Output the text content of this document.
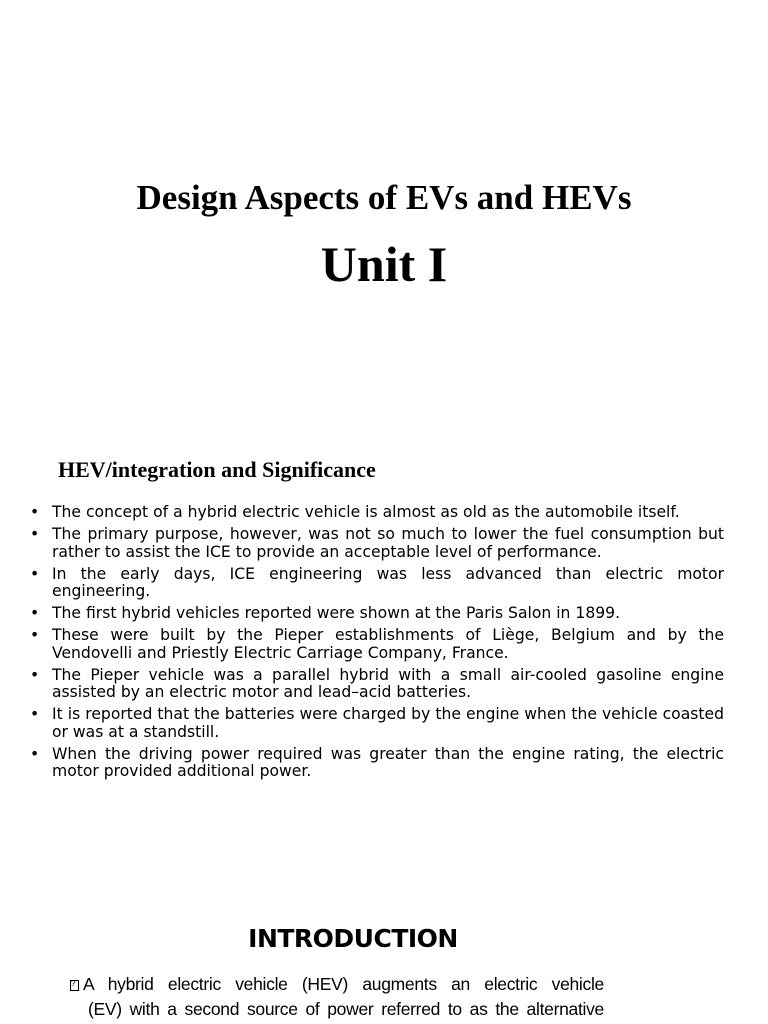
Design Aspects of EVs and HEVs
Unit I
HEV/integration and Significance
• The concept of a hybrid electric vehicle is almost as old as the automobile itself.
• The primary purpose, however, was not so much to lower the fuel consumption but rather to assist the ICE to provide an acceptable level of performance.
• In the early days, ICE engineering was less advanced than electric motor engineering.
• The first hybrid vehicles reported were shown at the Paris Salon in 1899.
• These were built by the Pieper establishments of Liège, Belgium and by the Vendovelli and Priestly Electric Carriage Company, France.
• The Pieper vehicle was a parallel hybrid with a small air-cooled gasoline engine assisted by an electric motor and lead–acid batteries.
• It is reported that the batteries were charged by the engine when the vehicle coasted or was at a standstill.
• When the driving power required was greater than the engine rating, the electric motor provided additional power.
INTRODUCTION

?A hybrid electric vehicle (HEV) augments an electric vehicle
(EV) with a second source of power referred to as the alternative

---

[Written problem] From the entries above, copy every line that holds the word "motor".

[Reply to the task]
• In the early days, ICE engineering was less advanced than electric motor engineering.
• The Pieper vehicle was a parallel hybrid with a small air-cooled gasoline engine assisted by an electric motor and lead–acid batteries.
• When the driving power required was greater than the engine rating, the electric motor provided additional power.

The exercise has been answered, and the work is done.